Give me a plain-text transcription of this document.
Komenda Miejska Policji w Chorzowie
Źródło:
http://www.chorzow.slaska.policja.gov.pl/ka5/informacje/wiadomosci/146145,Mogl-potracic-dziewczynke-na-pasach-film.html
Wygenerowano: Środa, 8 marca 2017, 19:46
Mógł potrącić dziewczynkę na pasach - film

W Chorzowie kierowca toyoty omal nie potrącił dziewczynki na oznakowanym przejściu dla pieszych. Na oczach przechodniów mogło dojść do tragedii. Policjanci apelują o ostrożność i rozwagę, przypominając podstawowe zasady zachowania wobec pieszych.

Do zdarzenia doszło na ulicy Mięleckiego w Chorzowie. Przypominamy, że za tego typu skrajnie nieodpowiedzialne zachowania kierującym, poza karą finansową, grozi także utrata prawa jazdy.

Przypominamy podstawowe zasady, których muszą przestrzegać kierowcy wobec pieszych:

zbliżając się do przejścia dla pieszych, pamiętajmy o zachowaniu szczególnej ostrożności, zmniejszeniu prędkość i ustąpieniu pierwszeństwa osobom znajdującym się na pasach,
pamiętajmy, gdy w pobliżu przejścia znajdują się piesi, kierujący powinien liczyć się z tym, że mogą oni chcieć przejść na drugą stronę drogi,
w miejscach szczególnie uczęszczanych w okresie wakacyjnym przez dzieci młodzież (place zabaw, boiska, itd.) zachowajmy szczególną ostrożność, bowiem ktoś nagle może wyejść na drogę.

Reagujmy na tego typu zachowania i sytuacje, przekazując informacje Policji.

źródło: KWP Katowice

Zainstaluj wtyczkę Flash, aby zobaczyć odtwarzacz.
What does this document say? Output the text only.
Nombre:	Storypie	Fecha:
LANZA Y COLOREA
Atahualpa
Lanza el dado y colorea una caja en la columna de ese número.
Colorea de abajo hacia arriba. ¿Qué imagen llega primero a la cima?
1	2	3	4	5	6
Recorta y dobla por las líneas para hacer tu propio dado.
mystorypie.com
———
# What is expected
Take the lines above and print them exactly.

# Worked answer
Give me a plain-text transcription of this document.
Komenda Miejska Policji w Chorzowie
Źródło:
http://www.chorzow.slaska.policja.gov.pl/ka5/informacje/wiadomosci/146145,Mogl-potracic-dziewczynke-na-pasach-film.html
Wygenerowano: Środa, 8 marca 2017, 19:46
Mógł potrącić dziewczynkę na pasach - film

W Chorzowie kierowca toyoty omal nie potrącił dziewczynki na oznakowanym przejściu dla pieszych. Na oczach przechodniów mogło dojść do tragedii. Policjanci apelują o ostrożność i rozwagę, przypominając podstawowe zasady zachowania wobec pieszych.

Do zdarzenia doszło na ulicy Mięleckiego w Chorzowie. Przypominamy, że za tego typu skrajnie nieodpowiedzialne zachowania kierującym, poza karą finansową, grozi także utrata prawa jazdy.

Przypominamy podstawowe zasady, których muszą przestrzegać kierowcy wobec pieszych:

zbliżając się do przejścia dla pieszych, pamiętajmy o zachowaniu szczególnej ostrożności, zmniejszeniu prędkość i ustąpieniu pierwszeństwa osobom znajdującym się na pasach,
pamiętajmy, gdy w pobliżu przejścia znajdują się piesi, kierujący powinien liczyć się z tym, że mogą oni chcieć przejść na drugą stronę drogi,
w miejscach szczególnie uczęszczanych w okresie wakacyjnym przez dzieci młodzież (place zabaw, boiska, itd.) zachowajmy szczególną ostrożność, bowiem ktoś nagle może wyejść na drogę.

Reagujmy na tego typu zachowania i sytuacje, przekazując informacje Policji.

źródło: KWP Katowice

Zainstaluj wtyczkę Flash, aby zobaczyć odtwarzacz.
What does this document say? Output the text only.
Nombre:	Storypie	Fecha:
LANZA Y COLOREA
Atahualpa
Lanza el dado y colorea una caja en la columna de ese número.
Colorea de abajo hacia arriba. ¿Qué imagen llega primero a la cima?
1	2	3	4	5	6
Recorta y dobla por las líneas para hacer tu propio dado.
mystorypie.com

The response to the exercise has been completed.